Task to carry out =>
Below are records; work out how many of their lines hold the string "screenshot" and give that number alone.

Extracted data =>

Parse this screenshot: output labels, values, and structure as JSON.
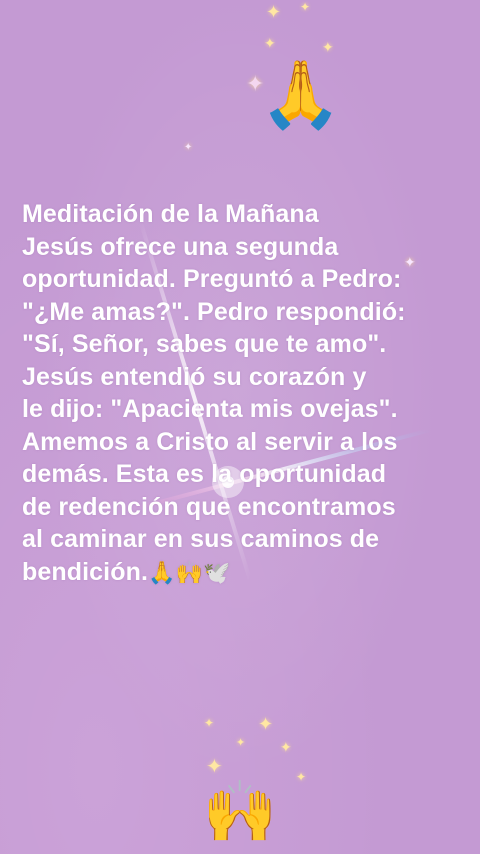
{
  "header": {
    "top_emoji": "🙏"
  },
  "message": {
    "lines": [
      "Meditación de la Mañana",
      "Jesús ofrece una segunda",
      "oportunidad. Preguntó a Pedro:",
      "\"¿Me amas?\". Pedro respondió:",
      "\"Sí, Señor, sabes que te amo\".",
      "Jesús entendió su corazón y",
      "le dijo: \"Apacienta mis ovejas\".",
      "Amemos a Cristo al servir a los",
      "demás. Esta es la oportunidad",
      "de redención que encontramos",
      "al caminar en sus caminos de",
      "bendición."
    ],
    "trailing_emojis": "🙏🙌🕊️"
  },
  "footer": {
    "bottom_emoji": "🙌"
  },
  "colors": {
    "background": "#c49ad3",
    "text": "#ffffff",
    "sparkle": "#ffe7a3"
  }
}
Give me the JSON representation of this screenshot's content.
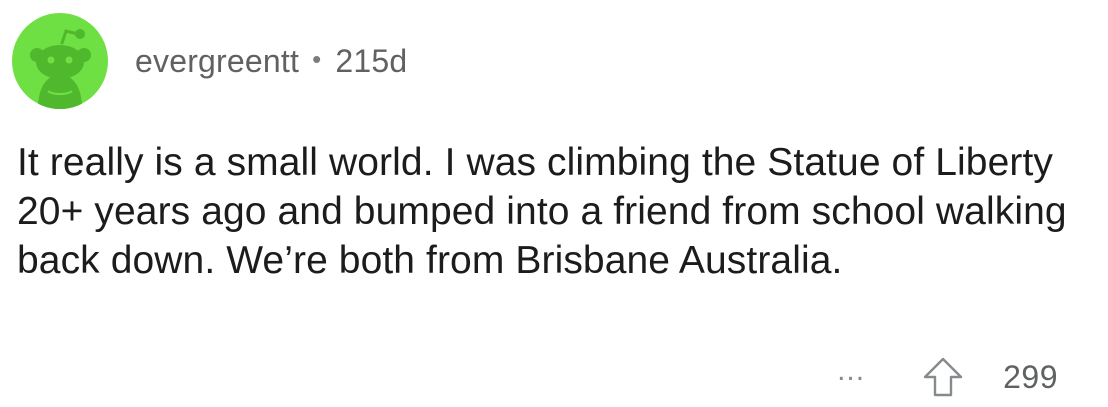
{
  "comment": {
    "username": "evergreentt",
    "separator": "•",
    "age": "215d",
    "text": "It really is a small world. I was climbing the Statue of Liberty 20+ years ago and bumped into a friend from school walking back down. We’re both from Brisbane Australia.",
    "more_label": "...",
    "score": "299",
    "avatar_color": "#6fe044",
    "avatar_icon": "snoo-avatar-icon",
    "upvote_icon": "upvote-arrow-icon"
  },
  "colors": {
    "meta_text": "#5f6163",
    "body_text": "#1c1c1c",
    "icon_gray": "#878a8c"
  }
}
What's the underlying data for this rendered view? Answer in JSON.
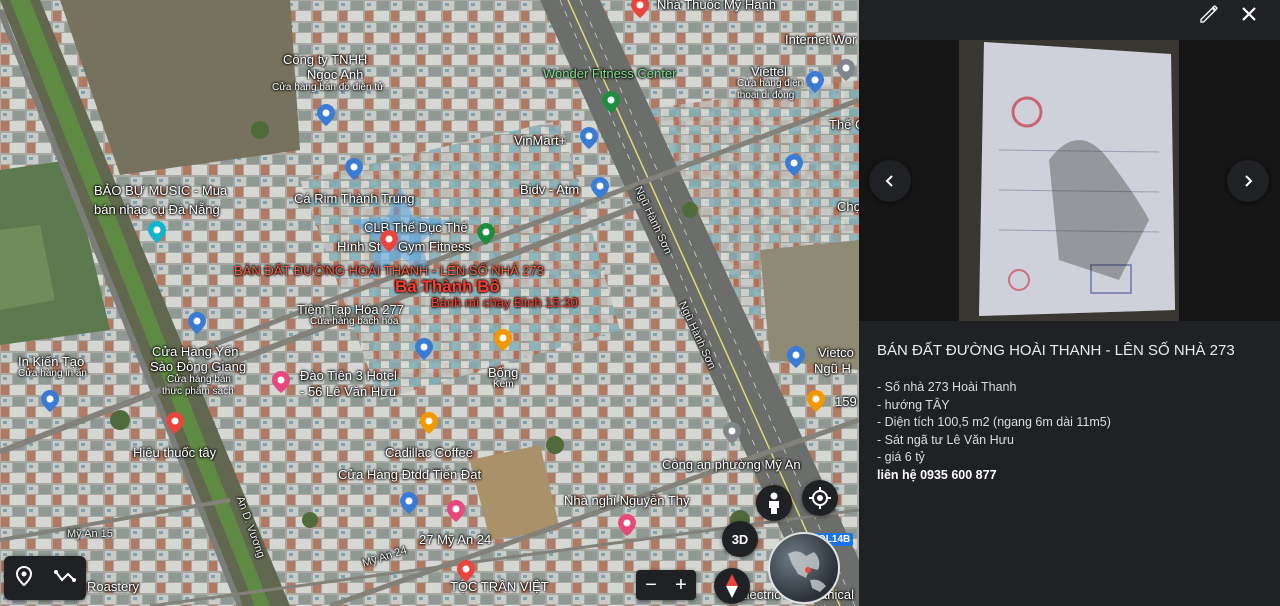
{
  "map": {
    "labels": {
      "nha_thuoc": "Nhà Thuốc Mỹ Hạnh",
      "internet": "Internet Wor",
      "cong_ty": "Công ty TNHH",
      "ngoc_anh": "Ngọc Anh",
      "ngoc_anh_sub": "Cửa hàng bán đồ điện tử",
      "wonder": "Wonder Fitness Center",
      "viettel": "Viettel",
      "viettel_sub1": "Cửa hàng điện",
      "viettel_sub2": "thoại di động",
      "the_edge": "Thế G",
      "vinmart": "VinMart+",
      "bidv": "Bidv - Atm",
      "bao_bu": "BẢO BỰ MUSIC - Mua",
      "bao_bu_2": "bán nhạc cụ Đà Nẵng",
      "ca_rim": "Cá Rim Thành Trung",
      "clb": "CLB Thể Dục Thể",
      "hinh_st": "Hình St",
      "gym": "Gym Fitness",
      "cho": "Chợ",
      "ban_dat": "BÁN ĐẤT ĐƯỜNG HOÀI THANH - LÊN SỐ NHÀ 273",
      "watermark": "Bá Thành Bồ",
      "banh_mi": "Bánh mì chay Đình 15:30",
      "tiem_tap_hoa": "Tiệm Tạp Hóa 277",
      "tiem_sub": "Cửa hàng bách hóa",
      "ngu_hanh_son_1": "Ngũ Hành Sơn",
      "ngu_hanh_son_2": "Ngũ Hành Sơn",
      "in_kien_tao": "In Kiến Tạo",
      "in_sub": "Cửa hàng in ấn",
      "cua_hang_yen": "Cửa Hàng Yến",
      "sao_dong_giang": "Sào Đông Giang",
      "yen_sub1": "Cửa hàng bán",
      "yen_sub2": "thực phẩm sạch",
      "dao_tien": "Đào Tiên 3 Hotel",
      "dao_tien_2": "- 56 Lê Văn Hưu",
      "bong": "Bống",
      "bong_sub": "Kem",
      "vietcom": "Vietco",
      "ngu_h": "Ngũ H",
      "num_159": "159",
      "hieu_thuoc": "Hiệu thuốc tây",
      "cadillac": "Cadillac Coffee",
      "cua_hang_dtdd": "Cửa Hàng Đtdđ Tiến Đạt",
      "cong_an": "Công an phường Mỹ An",
      "nha_nghi": "Nhà nghỉ Nguyễn Thy",
      "an_d_vuong": "An D. Vương",
      "my_an_15": "Mỹ An 15",
      "my_an_24": "Mỹ An 24",
      "num_27": "27 Mỹ An 24",
      "toc_tran_viet": "TỘC TRẦN VIỆT",
      "roastery": "Roastery",
      "electric": "Electric",
      "mechanical": "anical"
    },
    "controls": {
      "btn_3d": "3D",
      "zoom_out": "−",
      "zoom_in": "+",
      "road_shield": "QL14B"
    }
  },
  "panel": {
    "title": "BÁN ĐẤT ĐƯỜNG HOÀI THANH - LÊN SỐ NHÀ 273",
    "description_lines": [
      "- Số nhà 273 Hoài Thanh",
      "- hướng TÂY",
      "- Diện tích 100,5 m2 (ngang 6m dài 11m5)",
      "- Sát ngã tư Lê Văn Hưu",
      "- giá 6 tỷ"
    ],
    "contact": "liên hệ 0935 600 877"
  },
  "icons": {
    "edit": "pencil-icon",
    "close": "close-icon",
    "prev": "chevron-left-icon",
    "next": "chevron-right-icon",
    "pegman": "pegman-icon",
    "locate": "my-location-icon",
    "compass": "compass-icon",
    "pin": "location-pin-icon",
    "measure": "measure-distance-icon"
  },
  "colors": {
    "panel_bg": "#202124",
    "ad_red": "#ff3b2f",
    "pin_blue": "#3a7bd5",
    "pin_red": "#e8453c",
    "pin_green": "#1e8e3e",
    "pin_orange": "#f29900",
    "pin_pink": "#e7497d"
  }
}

Task output =>
2